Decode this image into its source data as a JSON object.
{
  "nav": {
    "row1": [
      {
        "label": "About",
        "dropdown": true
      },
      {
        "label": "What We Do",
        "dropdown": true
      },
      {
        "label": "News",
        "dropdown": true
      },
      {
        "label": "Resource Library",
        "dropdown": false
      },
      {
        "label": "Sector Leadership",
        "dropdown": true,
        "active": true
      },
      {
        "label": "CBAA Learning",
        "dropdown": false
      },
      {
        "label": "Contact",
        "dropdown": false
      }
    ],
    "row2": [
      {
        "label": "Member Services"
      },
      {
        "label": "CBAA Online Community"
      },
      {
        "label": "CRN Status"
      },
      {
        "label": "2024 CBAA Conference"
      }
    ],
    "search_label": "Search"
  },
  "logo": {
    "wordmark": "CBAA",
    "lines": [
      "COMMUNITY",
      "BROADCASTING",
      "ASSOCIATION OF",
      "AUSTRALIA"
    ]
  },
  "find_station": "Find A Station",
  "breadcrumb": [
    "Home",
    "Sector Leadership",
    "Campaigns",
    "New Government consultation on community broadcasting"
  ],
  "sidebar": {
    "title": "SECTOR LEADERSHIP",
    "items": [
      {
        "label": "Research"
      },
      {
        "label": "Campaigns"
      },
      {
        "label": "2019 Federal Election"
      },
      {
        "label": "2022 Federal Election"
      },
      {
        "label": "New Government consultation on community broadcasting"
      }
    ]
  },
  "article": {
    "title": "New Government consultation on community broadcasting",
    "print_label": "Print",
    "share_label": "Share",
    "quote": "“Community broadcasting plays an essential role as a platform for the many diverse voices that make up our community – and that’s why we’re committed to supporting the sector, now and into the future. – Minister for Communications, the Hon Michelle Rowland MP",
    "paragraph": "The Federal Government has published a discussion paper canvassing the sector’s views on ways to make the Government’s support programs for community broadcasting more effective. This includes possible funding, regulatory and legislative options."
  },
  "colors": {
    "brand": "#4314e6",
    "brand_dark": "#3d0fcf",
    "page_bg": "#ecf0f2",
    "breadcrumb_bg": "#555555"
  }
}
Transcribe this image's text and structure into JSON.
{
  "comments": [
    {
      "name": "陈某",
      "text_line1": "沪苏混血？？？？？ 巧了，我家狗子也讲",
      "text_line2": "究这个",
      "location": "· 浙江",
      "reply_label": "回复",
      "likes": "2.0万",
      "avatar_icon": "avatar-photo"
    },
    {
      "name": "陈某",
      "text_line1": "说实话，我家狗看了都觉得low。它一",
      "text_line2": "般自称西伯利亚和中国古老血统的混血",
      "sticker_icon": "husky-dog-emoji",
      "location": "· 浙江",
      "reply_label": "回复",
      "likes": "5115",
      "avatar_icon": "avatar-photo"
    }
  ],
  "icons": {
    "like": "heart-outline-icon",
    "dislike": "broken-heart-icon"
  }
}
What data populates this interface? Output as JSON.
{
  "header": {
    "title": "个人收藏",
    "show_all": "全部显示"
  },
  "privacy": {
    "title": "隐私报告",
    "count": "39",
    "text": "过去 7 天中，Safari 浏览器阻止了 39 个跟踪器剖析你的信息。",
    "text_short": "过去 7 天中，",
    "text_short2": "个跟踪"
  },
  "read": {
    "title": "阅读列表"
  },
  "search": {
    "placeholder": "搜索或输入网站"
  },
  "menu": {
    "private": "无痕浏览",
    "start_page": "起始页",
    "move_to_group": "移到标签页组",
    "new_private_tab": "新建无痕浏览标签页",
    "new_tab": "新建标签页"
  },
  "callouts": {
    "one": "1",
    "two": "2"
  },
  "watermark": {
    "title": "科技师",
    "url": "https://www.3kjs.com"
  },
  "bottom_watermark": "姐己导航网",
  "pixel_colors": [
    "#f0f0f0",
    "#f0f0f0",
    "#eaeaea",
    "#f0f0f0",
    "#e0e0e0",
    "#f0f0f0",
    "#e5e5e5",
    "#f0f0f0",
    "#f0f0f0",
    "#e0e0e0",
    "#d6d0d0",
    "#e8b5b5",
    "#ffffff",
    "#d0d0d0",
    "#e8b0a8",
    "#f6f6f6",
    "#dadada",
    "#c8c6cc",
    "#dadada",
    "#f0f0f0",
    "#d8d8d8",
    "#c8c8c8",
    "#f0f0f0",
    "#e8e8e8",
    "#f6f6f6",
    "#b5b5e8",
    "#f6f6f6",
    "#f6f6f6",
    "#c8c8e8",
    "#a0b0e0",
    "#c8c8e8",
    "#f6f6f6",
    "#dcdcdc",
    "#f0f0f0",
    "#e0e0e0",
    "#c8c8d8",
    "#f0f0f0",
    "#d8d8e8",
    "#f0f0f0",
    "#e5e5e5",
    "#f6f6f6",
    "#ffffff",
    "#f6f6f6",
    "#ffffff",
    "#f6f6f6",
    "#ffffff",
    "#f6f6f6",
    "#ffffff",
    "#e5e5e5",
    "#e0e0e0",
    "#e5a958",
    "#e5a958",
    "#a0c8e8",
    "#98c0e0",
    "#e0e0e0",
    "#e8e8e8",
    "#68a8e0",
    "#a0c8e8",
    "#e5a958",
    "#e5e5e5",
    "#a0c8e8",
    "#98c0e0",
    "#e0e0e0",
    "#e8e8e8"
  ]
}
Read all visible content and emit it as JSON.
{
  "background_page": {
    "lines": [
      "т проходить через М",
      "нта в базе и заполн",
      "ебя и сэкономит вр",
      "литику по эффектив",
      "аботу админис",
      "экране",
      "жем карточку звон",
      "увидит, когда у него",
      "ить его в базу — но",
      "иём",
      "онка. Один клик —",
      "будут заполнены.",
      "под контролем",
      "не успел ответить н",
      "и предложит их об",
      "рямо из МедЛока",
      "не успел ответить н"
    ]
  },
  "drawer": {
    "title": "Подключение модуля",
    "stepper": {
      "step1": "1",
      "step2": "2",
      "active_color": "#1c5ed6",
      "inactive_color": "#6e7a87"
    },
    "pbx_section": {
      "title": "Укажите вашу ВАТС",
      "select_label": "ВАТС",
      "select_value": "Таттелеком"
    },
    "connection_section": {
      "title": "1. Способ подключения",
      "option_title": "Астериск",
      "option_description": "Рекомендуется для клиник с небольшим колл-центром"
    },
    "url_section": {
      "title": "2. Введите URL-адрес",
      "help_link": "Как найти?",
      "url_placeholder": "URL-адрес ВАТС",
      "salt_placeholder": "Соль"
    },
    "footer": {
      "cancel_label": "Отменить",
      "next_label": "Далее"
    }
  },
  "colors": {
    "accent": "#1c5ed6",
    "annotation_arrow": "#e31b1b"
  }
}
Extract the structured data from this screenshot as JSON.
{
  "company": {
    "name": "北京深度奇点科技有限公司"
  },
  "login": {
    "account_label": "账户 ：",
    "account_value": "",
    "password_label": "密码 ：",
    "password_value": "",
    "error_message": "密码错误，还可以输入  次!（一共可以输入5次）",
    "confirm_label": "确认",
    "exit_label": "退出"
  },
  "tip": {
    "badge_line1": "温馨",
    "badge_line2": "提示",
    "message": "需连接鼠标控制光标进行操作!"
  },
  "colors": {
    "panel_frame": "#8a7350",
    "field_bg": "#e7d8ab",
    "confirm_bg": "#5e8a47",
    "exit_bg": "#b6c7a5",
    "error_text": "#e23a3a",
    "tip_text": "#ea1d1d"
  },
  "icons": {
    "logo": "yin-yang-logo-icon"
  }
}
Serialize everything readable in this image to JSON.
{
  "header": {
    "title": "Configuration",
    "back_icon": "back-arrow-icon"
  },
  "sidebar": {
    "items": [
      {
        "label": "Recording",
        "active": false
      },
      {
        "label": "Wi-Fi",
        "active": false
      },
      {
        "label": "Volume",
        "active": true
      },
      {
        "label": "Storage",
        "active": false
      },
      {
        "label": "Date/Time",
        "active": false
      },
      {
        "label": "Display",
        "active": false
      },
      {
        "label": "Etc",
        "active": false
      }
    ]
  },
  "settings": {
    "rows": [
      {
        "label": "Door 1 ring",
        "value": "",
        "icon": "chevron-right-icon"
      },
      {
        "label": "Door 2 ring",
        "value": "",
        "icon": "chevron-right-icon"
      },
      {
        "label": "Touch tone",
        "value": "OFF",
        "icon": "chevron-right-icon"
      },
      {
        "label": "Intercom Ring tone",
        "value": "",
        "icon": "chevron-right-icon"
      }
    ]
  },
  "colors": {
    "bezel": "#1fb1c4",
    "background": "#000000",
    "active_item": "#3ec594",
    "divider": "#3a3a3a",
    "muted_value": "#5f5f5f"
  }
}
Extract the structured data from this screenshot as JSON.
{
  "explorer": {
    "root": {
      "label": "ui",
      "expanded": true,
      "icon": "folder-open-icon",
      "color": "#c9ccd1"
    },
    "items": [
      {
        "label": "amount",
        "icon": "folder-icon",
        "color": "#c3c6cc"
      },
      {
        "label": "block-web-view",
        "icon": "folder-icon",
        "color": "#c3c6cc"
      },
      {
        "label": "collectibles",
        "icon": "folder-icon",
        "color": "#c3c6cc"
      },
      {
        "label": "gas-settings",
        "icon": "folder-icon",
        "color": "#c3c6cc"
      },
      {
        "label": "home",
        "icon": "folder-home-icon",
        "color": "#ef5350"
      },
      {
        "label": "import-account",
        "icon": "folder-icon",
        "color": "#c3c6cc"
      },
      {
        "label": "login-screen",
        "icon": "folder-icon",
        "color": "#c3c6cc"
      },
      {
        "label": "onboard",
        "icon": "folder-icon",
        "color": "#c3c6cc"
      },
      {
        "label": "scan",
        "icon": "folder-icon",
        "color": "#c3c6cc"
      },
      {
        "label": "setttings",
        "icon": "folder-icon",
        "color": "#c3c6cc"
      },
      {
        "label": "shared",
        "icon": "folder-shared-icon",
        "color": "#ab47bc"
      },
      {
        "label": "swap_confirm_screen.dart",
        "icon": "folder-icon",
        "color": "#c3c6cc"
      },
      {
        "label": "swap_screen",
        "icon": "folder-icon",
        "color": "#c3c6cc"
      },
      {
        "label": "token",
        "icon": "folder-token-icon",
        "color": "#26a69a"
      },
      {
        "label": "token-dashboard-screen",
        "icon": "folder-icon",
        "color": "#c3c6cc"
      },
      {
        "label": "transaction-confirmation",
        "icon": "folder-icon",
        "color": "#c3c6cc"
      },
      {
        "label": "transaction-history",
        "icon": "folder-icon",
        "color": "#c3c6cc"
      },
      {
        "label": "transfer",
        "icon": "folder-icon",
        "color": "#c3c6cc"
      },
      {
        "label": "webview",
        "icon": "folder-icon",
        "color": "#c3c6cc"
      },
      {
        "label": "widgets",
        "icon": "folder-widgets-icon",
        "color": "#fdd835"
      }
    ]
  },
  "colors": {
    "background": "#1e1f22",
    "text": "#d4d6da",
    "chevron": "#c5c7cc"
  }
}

### Instructions for the task
Copy each line of the listing in which the word "heart" can be found.

### Result
    "like": "heart-outline-icon",
    "dislike": "broken-heart-icon"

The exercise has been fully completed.